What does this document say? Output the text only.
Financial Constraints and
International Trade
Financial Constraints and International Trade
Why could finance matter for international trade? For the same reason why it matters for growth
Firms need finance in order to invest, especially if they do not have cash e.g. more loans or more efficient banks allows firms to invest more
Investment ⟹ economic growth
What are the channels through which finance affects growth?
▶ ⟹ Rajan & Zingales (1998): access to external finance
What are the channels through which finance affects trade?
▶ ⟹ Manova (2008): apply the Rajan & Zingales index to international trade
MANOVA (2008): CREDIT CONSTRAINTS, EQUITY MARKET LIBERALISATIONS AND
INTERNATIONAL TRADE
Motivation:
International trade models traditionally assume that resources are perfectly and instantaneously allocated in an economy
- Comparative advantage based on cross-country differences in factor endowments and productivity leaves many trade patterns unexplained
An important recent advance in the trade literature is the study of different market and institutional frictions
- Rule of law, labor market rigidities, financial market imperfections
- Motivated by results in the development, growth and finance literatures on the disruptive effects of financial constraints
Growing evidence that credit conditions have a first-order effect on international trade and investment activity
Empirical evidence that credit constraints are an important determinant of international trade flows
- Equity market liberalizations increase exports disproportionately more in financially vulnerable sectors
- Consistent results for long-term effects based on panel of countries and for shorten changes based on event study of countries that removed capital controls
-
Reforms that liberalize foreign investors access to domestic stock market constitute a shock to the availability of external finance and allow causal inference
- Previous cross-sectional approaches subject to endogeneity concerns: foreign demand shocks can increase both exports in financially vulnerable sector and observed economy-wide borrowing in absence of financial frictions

--*--

Your task =>
What is the number of lines above that contain the string "cross"? Answer with the number alone.

Solution =>
2